_Your objective_
Give back the full listing, character for character, with no pictures.

_Supplied information_
'''

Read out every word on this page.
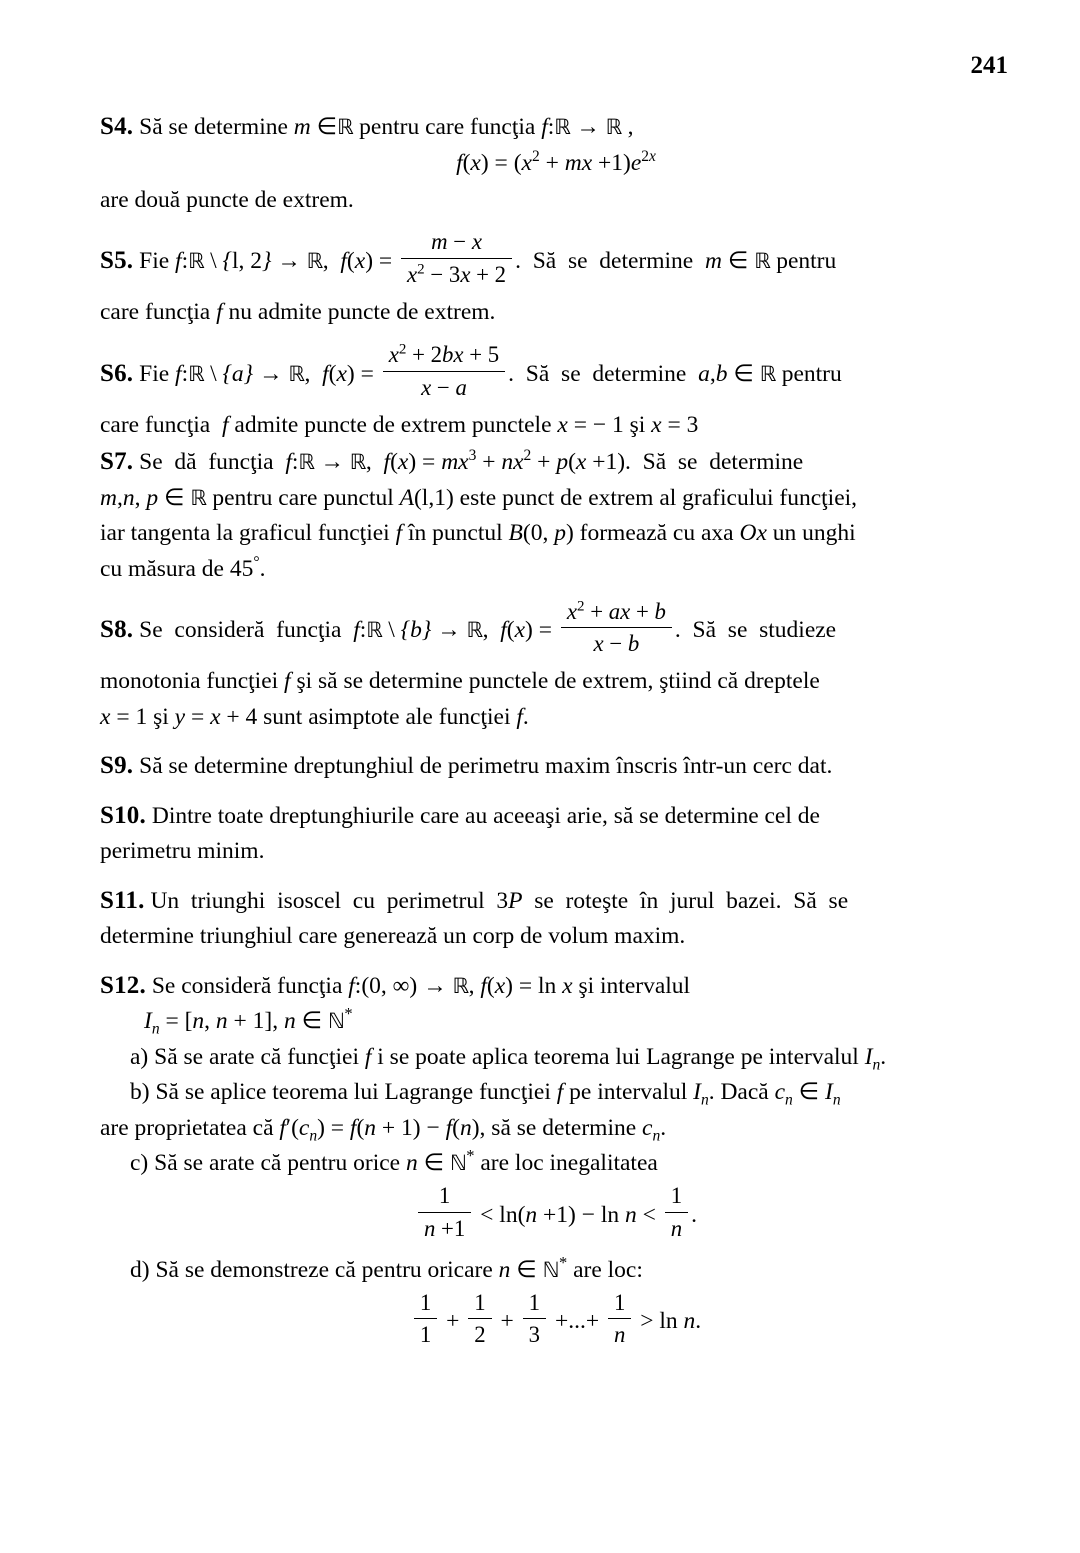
241
S4. Să se determine m ∈ℝ pentru care funcţia f:ℝ → ℝ ,
$f(x) = (x^2$ + mx $+1)e^{2x}$
are două puncte de extrem.
S5. Fie f:ℝ \ {l, 2} → ℝ,  $f(x) = \frac{m - x}{x^2 - 3x + 2}$ .  Să  se  determine  m ∈ ℝ pentru
care funcţia f nu admite puncte de extrem.
S6. Fie f:ℝ \ {a} → ℝ,  $f(x) = \frac{x^2 + 2bx + 5}{x - a}$ .  Să  se  determine  a,b ∈ ℝ pentru
care funcţia  f admite puncte de extrem punctele x = − 1 şi x = 3
S7. Se  dă  funcţia  f:ℝ → ℝ,  $f(x) = mx^3 + nx^2 + p(x +1)$.  Să  se  determine
m,n, p ∈ ℝ pentru care punctul A(l,1) este punct de extrem al graficului funcţiei,
iar tangenta la graficul funcţiei f în punctul B(0, p) formează cu axa Ox un unghi
cu măsura de 45°.
S8. Se  consideră  funcţia  f:ℝ \ {b} → ℝ,  $f(x) = \frac{x^2 + ax + b}{x - b}$ .  Să  se  studieze
monotonia funcţiei f şi să se determine punctele de extrem, ştiind că dreptele
x = 1 şi y = x + 4 sunt asimptote ale funcţiei f.
S9. Să se determine dreptunghiul de perimetru maxim înscris într-un cerc dat.
S10. Dintre toate dreptunghiurile care au aceeaşi arie, să se determine cel de
perimetru minim.
S11. Un  triunghi  isoscel  cu  perimetrul  3P  se  roteşte  în  jurul  bazei.  Să  se
determine triunghiul care generează un corp de volum maxim.
S12. Se consideră funcţia f:(0, ∞) → ℝ, f(x) = ln x şi intervalul
$I_n = [n$, n + 1], n ∈ ℕ*
a) Să se arate că funcţiei f i se poate aplica teorema lui Lagrange pe intervalul $I_n$.
b) Să se aplice teorema lui Lagrange funcţiei f pe intervalul $I_n$. Dacă $c_n$ ∈ $I_n$
are proprietatea că $f'(c_n) = f(n + 1) - f(n)$, să se determine $c_n$.
c) Să se arate că pentru orice n ∈ ℕ* are loc inegalitatea
$\frac{1}{n +1} < \ln(n +1) - \ln n < \frac{1}{n}$ .
d) Să se demonstreze că pentru oricare n ∈ ℕ* are loc:
$\frac{1}{1} + \frac{1}{2} + \frac{1}{3}$ +...+ $\frac{1}{n} > \ln n$.
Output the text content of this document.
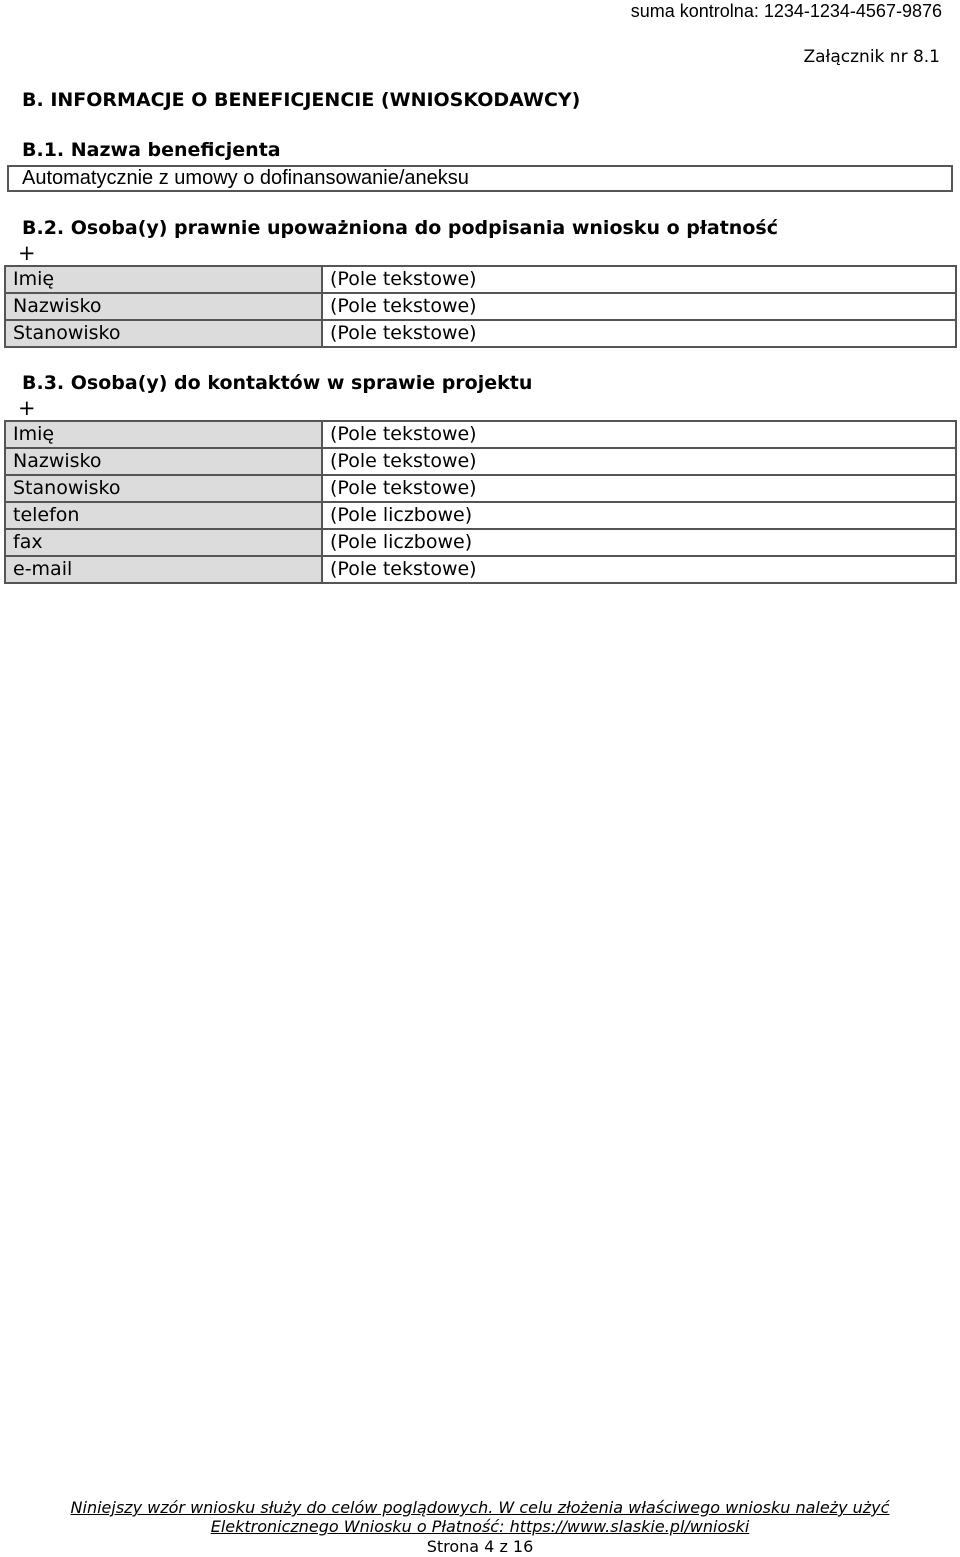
suma kontrolna: 1234-1234-4567-9876
Załącznik nr 8.1
B. INFORMACJE O BENEFICJENCIE (WNIOSKODAWCY)
B.1. Nazwa beneficjenta
Automatycznie z umowy o dofinansowanie/aneksu
B.2. Osoba(y) prawnie upoważniona do podpisania wniosku o płatność
+
Imię	(Pole tekstowe)
Nazwisko	(Pole tekstowe)
Stanowisko	(Pole tekstowe)
B.3. Osoba(y) do kontaktów w sprawie projektu
+
Imię	(Pole tekstowe)
Nazwisko	(Pole tekstowe)
Stanowisko	(Pole tekstowe)
telefon	(Pole liczbowe)
fax	(Pole liczbowe)
e-mail	(Pole tekstowe)
Niniejszy wzór wniosku służy do celów poglądowych. W celu złożenia właściwego wniosku należy użyć
Elektronicznego Wniosku o Płatność: https://www.slaskie.pl/wnioski
Strona 4 z 16
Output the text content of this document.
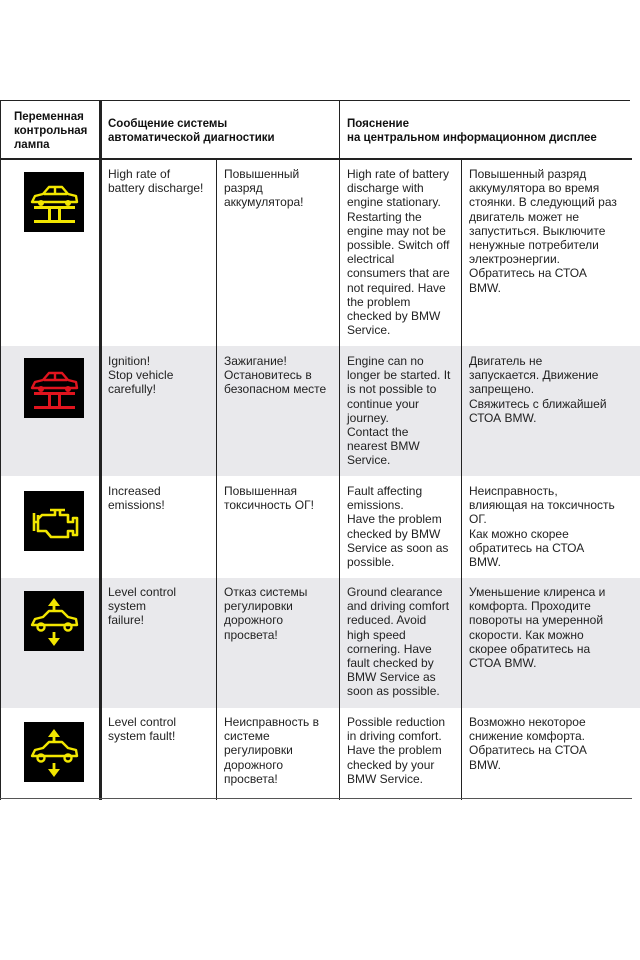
Переменная
контрольная
лампа
Сообщение системы
автоматической диагностики
Пояснение
на центральном информационном дисплее
High rate of
battery discharge!
Повышенный
разряд
аккумулятора!
High rate of battery
discharge with
engine stationary.
Restarting the
engine may not be
possible. Switch off
electrical
consumers that are
not required. Have
the problem
checked by BMW
Service.
Повышенный разряд
аккумулятора во время
стоянки. В следующий раз
двигатель может не
запуститься. Выключите
ненужные потребители
электроэнергии.
Обратитесь на СТОА
BMW.
Ignition!
Stop vehicle
carefully!
Зажигание!
Остановитесь в
безопасном месте
Engine can no
longer be started. It
is not possible to
continue your
journey.
Contact the
nearest BMW
Service.
Двигатель не
запускается. Движение
запрещено.
Свяжитесь с ближайшей
СТОА BMW.
Increased
emissions!
Повышенная
токсичность ОГ!
Fault affecting
emissions.
Have the problem
checked by BMW
Service as soon as
possible.
Неисправность,
влияющая на токсичность
ОГ.
Как можно скорее
обратитесь на СТОА
BMW.
Level control
system
failure!
Отказ системы
регулировки
дорожного
просвета!
Ground clearance
and driving comfort
reduced. Avoid
high speed
cornering. Have
fault checked by
BMW Service as
soon as possible.
Уменьшение клиренса и
комфорта. Проходите
повороты на умеренной
скорости. Как можно
скорее обратитесь на
СТОА BMW.
Level control
system fault!
Неисправность в
системе
регулировки
дорожного
просвета!
Possible reduction
in driving comfort.
Have the problem
checked by your
BMW Service.
Возможно некоторое
снижение комфорта.
Обратитесь на СТОА
BMW.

'''

_Solution_
Read out every word on this page.
241
S4. Să se determine m ∈ℝ pentru care funcţia f:ℝ → ℝ ,
$f(x) = (x^2$ + mx $+1)e^{2x}$
are două puncte de extrem.
S5. Fie f:ℝ \ {l, 2} → ℝ,  $f(x) = \frac{m - x}{x^2 - 3x + 2}$ .  Să  se  determine  m ∈ ℝ pentru
care funcţia f nu admite puncte de extrem.
S6. Fie f:ℝ \ {a} → ℝ,  $f(x) = \frac{x^2 + 2bx + 5}{x - a}$ .  Să  se  determine  a,b ∈ ℝ pentru
care funcţia  f admite puncte de extrem punctele x = − 1 şi x = 3
S7. Se  dă  funcţia  f:ℝ → ℝ,  $f(x) = mx^3 + nx^2 + p(x +1)$.  Să  se  determine
m,n, p ∈ ℝ pentru care punctul A(l,1) este punct de extrem al graficului funcţiei,
iar tangenta la graficul funcţiei f în punctul B(0, p) formează cu axa Ox un unghi
cu măsura de 45°.
S8. Se  consideră  funcţia  f:ℝ \ {b} → ℝ,  $f(x) = \frac{x^2 + ax + b}{x - b}$ .  Să  se  studieze
monotonia funcţiei f şi să se determine punctele de extrem, ştiind că dreptele
x = 1 şi y = x + 4 sunt asimptote ale funcţiei f.
S9. Să se determine dreptunghiul de perimetru maxim înscris într-un cerc dat.
S10. Dintre toate dreptunghiurile care au aceeaşi arie, să se determine cel de
perimetru minim.
S11. Un  triunghi  isoscel  cu  perimetrul  3P  se  roteşte  în  jurul  bazei.  Să  se
determine triunghiul care generează un corp de volum maxim.
S12. Se consideră funcţia f:(0, ∞) → ℝ, f(x) = ln x şi intervalul
$I_n = [n$, n + 1], n ∈ ℕ*
a) Să se arate că funcţiei f i se poate aplica teorema lui Lagrange pe intervalul $I_n$.
b) Să se aplice teorema lui Lagrange funcţiei f pe intervalul $I_n$. Dacă $c_n$ ∈ $I_n$
are proprietatea că $f'(c_n) = f(n + 1) - f(n)$, să se determine $c_n$.
c) Să se arate că pentru orice n ∈ ℕ* are loc inegalitatea
$\frac{1}{n +1} < \ln(n +1) - \ln n < \frac{1}{n}$ .
d) Să se demonstreze că pentru oricare n ∈ ℕ* are loc:
$\frac{1}{1} + \frac{1}{2} + \frac{1}{3}$ +...+ $\frac{1}{n} > \ln n$.
Output the text content of this document.
suma kontrolna: 1234-1234-4567-9876
Załącznik nr 8.1
B. INFORMACJE O BENEFICJENCIE (WNIOSKODAWCY)
B.1. Nazwa beneficjenta
Automatycznie z umowy o dofinansowanie/aneksu
B.2. Osoba(y) prawnie upoważniona do podpisania wniosku o płatność
+
Imię	(Pole tekstowe)
Nazwisko	(Pole tekstowe)
Stanowisko	(Pole tekstowe)
B.3. Osoba(y) do kontaktów w sprawie projektu
+
Imię	(Pole tekstowe)
Nazwisko	(Pole tekstowe)
Stanowisko	(Pole tekstowe)
telefon	(Pole liczbowe)
fax	(Pole liczbowe)
e-mail	(Pole tekstowe)
Niniejszy wzór wniosku służy do celów poglądowych. W celu złożenia właściwego wniosku należy użyć
Elektronicznego Wniosku o Płatność: https://www.slaskie.pl/wnioski
Strona 4 z 16
Output the text content of this document.
Переменная
контрольная
лампа
Сообщение системы
автоматической диагностики
Пояснение
на центральном информационном дисплее
High rate of
battery discharge!
Повышенный
разряд
аккумулятора!
High rate of battery
discharge with
engine stationary.
Restarting the
engine may not be
possible. Switch off
electrical
consumers that are
not required. Have
the problem
checked by BMW
Service.
Повышенный разряд
аккумулятора во время
стоянки. В следующий раз
двигатель может не
запуститься. Выключите
ненужные потребители
электроэнергии.
Обратитесь на СТОА
BMW.
Ignition!
Stop vehicle
carefully!
Зажигание!
Остановитесь в
безопасном месте
Engine can no
longer be started. It
is not possible to
continue your
journey.
Contact the
nearest BMW
Service.
Двигатель не
запускается. Движение
запрещено.
Свяжитесь с ближайшей
СТОА BMW.
Increased
emissions!
Повышенная
токсичность ОГ!
Fault affecting
emissions.
Have the problem
checked by BMW
Service as soon as
possible.
Неисправность,
влияющая на токсичность
ОГ.
Как можно скорее
обратитесь на СТОА
BMW.
Level control
system
failure!
Отказ системы
регулировки
дорожного
просвета!
Ground clearance
and driving comfort
reduced. Avoid
high speed
cornering. Have
fault checked by
BMW Service as
soon as possible.
Уменьшение клиренса и
комфорта. Проходите
повороты на умеренной
скорости. Как можно
скорее обратитесь на
СТОА BMW.
Level control
system fault!
Неисправность в
системе
регулировки
дорожного
просвета!
Possible reduction
in driving comfort.
Have the problem
checked by your
BMW Service.
Возможно некоторое
снижение комфорта.
Обратитесь на СТОА
BMW.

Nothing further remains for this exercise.